> [EXERCISE GOAL] Repeat the whole listing exactly.

> [THE INPUT]
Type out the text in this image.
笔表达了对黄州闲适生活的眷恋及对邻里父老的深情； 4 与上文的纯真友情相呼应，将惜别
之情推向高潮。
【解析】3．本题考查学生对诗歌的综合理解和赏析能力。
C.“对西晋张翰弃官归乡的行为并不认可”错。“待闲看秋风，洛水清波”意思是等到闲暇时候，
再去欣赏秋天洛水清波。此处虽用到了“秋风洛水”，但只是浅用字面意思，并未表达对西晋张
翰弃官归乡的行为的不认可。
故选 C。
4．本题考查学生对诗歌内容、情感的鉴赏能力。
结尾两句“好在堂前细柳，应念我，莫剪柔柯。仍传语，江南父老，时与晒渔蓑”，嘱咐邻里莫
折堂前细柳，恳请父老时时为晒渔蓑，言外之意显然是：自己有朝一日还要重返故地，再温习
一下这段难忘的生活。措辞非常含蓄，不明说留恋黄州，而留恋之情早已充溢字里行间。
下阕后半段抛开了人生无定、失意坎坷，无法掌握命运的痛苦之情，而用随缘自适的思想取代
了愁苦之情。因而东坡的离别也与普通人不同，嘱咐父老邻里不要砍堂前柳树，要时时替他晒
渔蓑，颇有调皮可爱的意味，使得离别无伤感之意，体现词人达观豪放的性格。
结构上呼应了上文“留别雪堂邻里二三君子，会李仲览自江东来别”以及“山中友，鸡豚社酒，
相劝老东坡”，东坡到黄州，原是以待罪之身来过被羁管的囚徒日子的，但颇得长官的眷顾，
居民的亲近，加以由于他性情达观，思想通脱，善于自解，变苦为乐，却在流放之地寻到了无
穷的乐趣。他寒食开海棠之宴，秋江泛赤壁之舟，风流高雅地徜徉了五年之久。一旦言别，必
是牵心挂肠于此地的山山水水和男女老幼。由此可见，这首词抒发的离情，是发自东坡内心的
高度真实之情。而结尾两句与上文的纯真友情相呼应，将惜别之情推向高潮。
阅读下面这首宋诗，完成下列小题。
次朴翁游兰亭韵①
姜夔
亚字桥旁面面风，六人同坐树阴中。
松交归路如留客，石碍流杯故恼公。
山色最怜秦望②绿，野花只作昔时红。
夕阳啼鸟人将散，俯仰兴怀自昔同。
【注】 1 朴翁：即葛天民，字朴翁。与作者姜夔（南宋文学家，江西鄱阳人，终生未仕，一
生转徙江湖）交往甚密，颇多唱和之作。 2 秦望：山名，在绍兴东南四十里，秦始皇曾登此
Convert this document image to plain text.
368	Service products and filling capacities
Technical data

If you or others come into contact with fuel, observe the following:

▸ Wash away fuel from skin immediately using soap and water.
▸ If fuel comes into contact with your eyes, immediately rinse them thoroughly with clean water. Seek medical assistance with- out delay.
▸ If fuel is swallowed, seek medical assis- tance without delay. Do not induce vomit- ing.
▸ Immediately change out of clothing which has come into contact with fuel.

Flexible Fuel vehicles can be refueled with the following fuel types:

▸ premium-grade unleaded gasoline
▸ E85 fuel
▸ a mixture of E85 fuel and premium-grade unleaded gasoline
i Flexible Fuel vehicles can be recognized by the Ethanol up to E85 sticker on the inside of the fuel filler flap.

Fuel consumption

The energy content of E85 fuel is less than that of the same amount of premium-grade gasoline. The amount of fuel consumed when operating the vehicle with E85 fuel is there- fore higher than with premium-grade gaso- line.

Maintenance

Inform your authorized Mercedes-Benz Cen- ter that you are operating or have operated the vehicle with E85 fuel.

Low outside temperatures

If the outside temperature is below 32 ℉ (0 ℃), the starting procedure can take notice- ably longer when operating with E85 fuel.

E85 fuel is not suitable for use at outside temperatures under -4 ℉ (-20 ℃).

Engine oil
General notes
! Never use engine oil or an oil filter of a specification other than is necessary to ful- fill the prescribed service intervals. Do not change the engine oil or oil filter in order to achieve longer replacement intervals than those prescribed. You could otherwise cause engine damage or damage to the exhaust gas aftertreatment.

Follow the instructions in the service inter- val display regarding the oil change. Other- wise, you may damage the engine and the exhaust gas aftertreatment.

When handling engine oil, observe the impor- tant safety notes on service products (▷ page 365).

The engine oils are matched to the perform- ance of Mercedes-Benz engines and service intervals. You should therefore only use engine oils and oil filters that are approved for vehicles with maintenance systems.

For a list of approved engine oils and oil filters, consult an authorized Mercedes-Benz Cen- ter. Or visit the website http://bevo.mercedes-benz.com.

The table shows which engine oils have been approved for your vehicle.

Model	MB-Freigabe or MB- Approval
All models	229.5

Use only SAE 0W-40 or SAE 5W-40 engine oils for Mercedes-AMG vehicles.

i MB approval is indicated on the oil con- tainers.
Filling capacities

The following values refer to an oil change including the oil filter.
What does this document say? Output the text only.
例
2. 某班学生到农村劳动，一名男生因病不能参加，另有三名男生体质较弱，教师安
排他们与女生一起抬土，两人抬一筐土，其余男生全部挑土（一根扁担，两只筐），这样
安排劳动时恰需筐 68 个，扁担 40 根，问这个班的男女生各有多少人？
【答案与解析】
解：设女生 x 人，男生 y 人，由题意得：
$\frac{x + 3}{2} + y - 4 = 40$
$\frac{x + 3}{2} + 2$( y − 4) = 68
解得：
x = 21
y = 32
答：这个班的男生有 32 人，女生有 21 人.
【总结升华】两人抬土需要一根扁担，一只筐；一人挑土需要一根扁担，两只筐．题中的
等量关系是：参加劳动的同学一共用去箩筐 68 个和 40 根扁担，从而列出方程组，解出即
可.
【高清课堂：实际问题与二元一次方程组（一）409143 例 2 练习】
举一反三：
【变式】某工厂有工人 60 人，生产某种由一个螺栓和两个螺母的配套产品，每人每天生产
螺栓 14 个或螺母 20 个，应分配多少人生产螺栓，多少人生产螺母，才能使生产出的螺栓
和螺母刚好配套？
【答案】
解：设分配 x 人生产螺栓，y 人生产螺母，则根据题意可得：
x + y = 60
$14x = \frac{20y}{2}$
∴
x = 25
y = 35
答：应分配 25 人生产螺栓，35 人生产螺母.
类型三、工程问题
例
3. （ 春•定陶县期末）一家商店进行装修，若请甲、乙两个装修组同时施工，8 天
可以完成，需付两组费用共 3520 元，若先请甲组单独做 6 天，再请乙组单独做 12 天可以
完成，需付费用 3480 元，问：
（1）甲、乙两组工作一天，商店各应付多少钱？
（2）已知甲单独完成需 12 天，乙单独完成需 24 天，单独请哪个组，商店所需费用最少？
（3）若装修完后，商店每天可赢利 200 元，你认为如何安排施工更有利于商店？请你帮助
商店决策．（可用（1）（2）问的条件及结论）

> [EXERCISE OUTPUT]
Type out the text in this image.
笔表达了对黄州闲适生活的眷恋及对邻里父老的深情； 4 与上文的纯真友情相呼应，将惜别
之情推向高潮。
【解析】3．本题考查学生对诗歌的综合理解和赏析能力。
C.“对西晋张翰弃官归乡的行为并不认可”错。“待闲看秋风，洛水清波”意思是等到闲暇时候，
再去欣赏秋天洛水清波。此处虽用到了“秋风洛水”，但只是浅用字面意思，并未表达对西晋张
翰弃官归乡的行为的不认可。
故选 C。
4．本题考查学生对诗歌内容、情感的鉴赏能力。
结尾两句“好在堂前细柳，应念我，莫剪柔柯。仍传语，江南父老，时与晒渔蓑”，嘱咐邻里莫
折堂前细柳，恳请父老时时为晒渔蓑，言外之意显然是：自己有朝一日还要重返故地，再温习
一下这段难忘的生活。措辞非常含蓄，不明说留恋黄州，而留恋之情早已充溢字里行间。
下阕后半段抛开了人生无定、失意坎坷，无法掌握命运的痛苦之情，而用随缘自适的思想取代
了愁苦之情。因而东坡的离别也与普通人不同，嘱咐父老邻里不要砍堂前柳树，要时时替他晒
渔蓑，颇有调皮可爱的意味，使得离别无伤感之意，体现词人达观豪放的性格。
结构上呼应了上文“留别雪堂邻里二三君子，会李仲览自江东来别”以及“山中友，鸡豚社酒，
相劝老东坡”，东坡到黄州，原是以待罪之身来过被羁管的囚徒日子的，但颇得长官的眷顾，
居民的亲近，加以由于他性情达观，思想通脱，善于自解，变苦为乐，却在流放之地寻到了无
穷的乐趣。他寒食开海棠之宴，秋江泛赤壁之舟，风流高雅地徜徉了五年之久。一旦言别，必
是牵心挂肠于此地的山山水水和男女老幼。由此可见，这首词抒发的离情，是发自东坡内心的
高度真实之情。而结尾两句与上文的纯真友情相呼应，将惜别之情推向高潮。
阅读下面这首宋诗，完成下列小题。
次朴翁游兰亭韵①
姜夔
亚字桥旁面面风，六人同坐树阴中。
松交归路如留客，石碍流杯故恼公。
山色最怜秦望②绿，野花只作昔时红。
夕阳啼鸟人将散，俯仰兴怀自昔同。
【注】 1 朴翁：即葛天民，字朴翁。与作者姜夔（南宋文学家，江西鄱阳人，终生未仕，一
生转徙江湖）交往甚密，颇多唱和之作。 2 秦望：山名，在绍兴东南四十里，秦始皇曾登此
Convert this document image to plain text.
368	Service products and filling capacities
Technical data

If you or others come into contact with fuel, observe the following:

▸ Wash away fuel from skin immediately using soap and water.
▸ If fuel comes into contact with your eyes, immediately rinse them thoroughly with clean water. Seek medical assistance with- out delay.
▸ If fuel is swallowed, seek medical assis- tance without delay. Do not induce vomit- ing.
▸ Immediately change out of clothing which has come into contact with fuel.

Flexible Fuel vehicles can be refueled with the following fuel types:

▸ premium-grade unleaded gasoline
▸ E85 fuel
▸ a mixture of E85 fuel and premium-grade unleaded gasoline
i Flexible Fuel vehicles can be recognized by the Ethanol up to E85 sticker on the inside of the fuel filler flap.

Fuel consumption

The energy content of E85 fuel is less than that of the same amount of premium-grade gasoline. The amount of fuel consumed when operating the vehicle with E85 fuel is there- fore higher than with premium-grade gaso- line.

Maintenance

Inform your authorized Mercedes-Benz Cen- ter that you are operating or have operated the vehicle with E85 fuel.

Low outside temperatures

If the outside temperature is below 32 ℉ (0 ℃), the starting procedure can take notice- ably longer when operating with E85 fuel.

E85 fuel is not suitable for use at outside temperatures under -4 ℉ (-20 ℃).

Engine oil
General notes
! Never use engine oil or an oil filter of a specification other than is necessary to ful- fill the prescribed service intervals. Do not change the engine oil or oil filter in order to achieve longer replacement intervals than those prescribed. You could otherwise cause engine damage or damage to the exhaust gas aftertreatment.

Follow the instructions in the service inter- val display regarding the oil change. Other- wise, you may damage the engine and the exhaust gas aftertreatment.

When handling engine oil, observe the impor- tant safety notes on service products (▷ page 365).

The engine oils are matched to the perform- ance of Mercedes-Benz engines and service intervals. You should therefore only use engine oils and oil filters that are approved for vehicles with maintenance systems.

For a list of approved engine oils and oil filters, consult an authorized Mercedes-Benz Cen- ter. Or visit the website http://bevo.mercedes-benz.com.

The table shows which engine oils have been approved for your vehicle.

Model	MB-Freigabe or MB- Approval
All models	229.5

Use only SAE 0W-40 or SAE 5W-40 engine oils for Mercedes-AMG vehicles.

i MB approval is indicated on the oil con- tainers.
Filling capacities

The following values refer to an oil change including the oil filter.
What does this document say? Output the text only.
例
2. 某班学生到农村劳动，一名男生因病不能参加，另有三名男生体质较弱，教师安
排他们与女生一起抬土，两人抬一筐土，其余男生全部挑土（一根扁担，两只筐），这样
安排劳动时恰需筐 68 个，扁担 40 根，问这个班的男女生各有多少人？
【答案与解析】
解：设女生 x 人，男生 y 人，由题意得：
$\frac{x + 3}{2} + y - 4 = 40$
$\frac{x + 3}{2} + 2$( y − 4) = 68
解得：
x = 21
y = 32
答：这个班的男生有 32 人，女生有 21 人.
【总结升华】两人抬土需要一根扁担，一只筐；一人挑土需要一根扁担，两只筐．题中的
等量关系是：参加劳动的同学一共用去箩筐 68 个和 40 根扁担，从而列出方程组，解出即
可.
【高清课堂：实际问题与二元一次方程组（一）409143 例 2 练习】
举一反三：
【变式】某工厂有工人 60 人，生产某种由一个螺栓和两个螺母的配套产品，每人每天生产
螺栓 14 个或螺母 20 个，应分配多少人生产螺栓，多少人生产螺母，才能使生产出的螺栓
和螺母刚好配套？
【答案】
解：设分配 x 人生产螺栓，y 人生产螺母，则根据题意可得：
x + y = 60
$14x = \frac{20y}{2}$
∴
x = 25
y = 35
答：应分配 25 人生产螺栓，35 人生产螺母.
类型三、工程问题
例
3. （ 春•定陶县期末）一家商店进行装修，若请甲、乙两个装修组同时施工，8 天
可以完成，需付两组费用共 3520 元，若先请甲组单独做 6 天，再请乙组单独做 12 天可以
完成，需付费用 3480 元，问：
（1）甲、乙两组工作一天，商店各应付多少钱？
（2）已知甲单独完成需 12 天，乙单独完成需 24 天，单独请哪个组，商店所需费用最少？
（3）若装修完后，商店每天可赢利 200 元，你认为如何安排施工更有利于商店？请你帮助
商店决策．（可用（1）（2）问的条件及结论）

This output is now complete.